Task requirements.
#1 Write out the passage of the XML::LibXML error thread from "So looking at" to "inaccurate/approximate.".
#2 In the XML::LibXML error thread, which libxml2 source file does the reply say was examined?

---- Document excerpt

Re: bug in XML::LibXML::Error 1.69_1: "int1, int2, int3" becomes "num1, num2, num3"

On Thursday 05 February 2009 22:51:26 olivier Thereaux wrote:
> Hi Petr,
...
> $error = bless( { 'num1' => 0, 'file' => '', 'message' => 'attributes
> construct error ', 'domain' => 1, 'level' => 3, 'str2' => undef,
> '_prev' => undef, 'str1' => undef, 'str3' => undef, 'num2' => 10,
> 'code' => 65, 'line' => 8 }, 'XML::LibXML::Error' );
>
...
>
> However, in the case of the error I just dumped above, I am surprised
> that int2/num2 seems to actually be wrong. Indeed, 'num2' => 10 where
> the "old" version of lbxml2 shows the error around column 15. Is that
> a bug too?
>
>
> My test case is
> http://qa-dev.w3.org/wmvs/HEAD/dev/tests/2689-attribute-no-space.xhtml feel
> free to use it, of course.
>
> Thanks,

So looking at libxml2 code (error.c) it seems that the generic handler does 
its own computation of the column number while selecting the context of the 
source XML to print (see xmlParserPrintFileContextInternal). The value passed 
to the structured handler is obtained from the input buffer and seems to be 
inaccurate/approximate.

--------
---- Recorded data

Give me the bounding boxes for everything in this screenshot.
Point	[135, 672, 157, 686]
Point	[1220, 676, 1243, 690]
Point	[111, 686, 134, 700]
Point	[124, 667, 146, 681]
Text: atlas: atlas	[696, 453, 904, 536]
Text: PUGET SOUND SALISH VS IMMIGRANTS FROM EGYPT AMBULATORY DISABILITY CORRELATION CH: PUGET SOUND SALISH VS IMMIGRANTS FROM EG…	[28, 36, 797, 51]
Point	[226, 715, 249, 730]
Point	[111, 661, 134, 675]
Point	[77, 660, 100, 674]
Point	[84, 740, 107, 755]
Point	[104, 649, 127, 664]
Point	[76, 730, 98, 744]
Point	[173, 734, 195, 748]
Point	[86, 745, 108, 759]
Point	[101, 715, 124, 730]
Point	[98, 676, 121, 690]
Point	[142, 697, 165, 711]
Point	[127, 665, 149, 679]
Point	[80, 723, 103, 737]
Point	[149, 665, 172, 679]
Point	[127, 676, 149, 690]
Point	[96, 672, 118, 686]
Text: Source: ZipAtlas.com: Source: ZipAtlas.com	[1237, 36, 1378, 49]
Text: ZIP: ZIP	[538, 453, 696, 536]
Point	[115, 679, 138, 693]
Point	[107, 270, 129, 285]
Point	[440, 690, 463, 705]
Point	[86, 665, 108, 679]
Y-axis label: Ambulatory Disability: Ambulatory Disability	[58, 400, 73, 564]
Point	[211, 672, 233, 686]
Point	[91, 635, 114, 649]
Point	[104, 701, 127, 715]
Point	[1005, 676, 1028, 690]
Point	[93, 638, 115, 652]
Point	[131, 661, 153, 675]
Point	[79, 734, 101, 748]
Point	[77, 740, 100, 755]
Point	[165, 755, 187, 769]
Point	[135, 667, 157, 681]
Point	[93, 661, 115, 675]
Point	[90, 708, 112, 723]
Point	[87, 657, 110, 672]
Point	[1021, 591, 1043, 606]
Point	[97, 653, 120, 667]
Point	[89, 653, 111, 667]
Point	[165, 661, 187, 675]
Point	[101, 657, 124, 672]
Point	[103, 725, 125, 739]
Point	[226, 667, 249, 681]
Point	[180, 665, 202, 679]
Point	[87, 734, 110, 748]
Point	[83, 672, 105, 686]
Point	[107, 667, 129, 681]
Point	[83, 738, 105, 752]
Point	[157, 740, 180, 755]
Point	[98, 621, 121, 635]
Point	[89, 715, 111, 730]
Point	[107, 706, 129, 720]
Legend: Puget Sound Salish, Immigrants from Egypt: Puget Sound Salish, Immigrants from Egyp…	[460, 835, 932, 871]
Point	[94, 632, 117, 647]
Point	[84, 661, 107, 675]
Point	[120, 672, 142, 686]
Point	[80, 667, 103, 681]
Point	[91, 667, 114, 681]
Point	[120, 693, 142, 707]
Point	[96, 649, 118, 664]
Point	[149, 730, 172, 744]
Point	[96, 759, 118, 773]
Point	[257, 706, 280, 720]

--------

Solutions.
#1
So looking at libxml2 code (error.c) it seems that the generic handler does 
its own computation of the column number while selecting the context of the 
source XML to print (see xmlParserPrintFileContextInternal). The value passed 
to the structured handler is obtained from the input buffer and seems to be 
inaccurate/approximate.

#2 error.c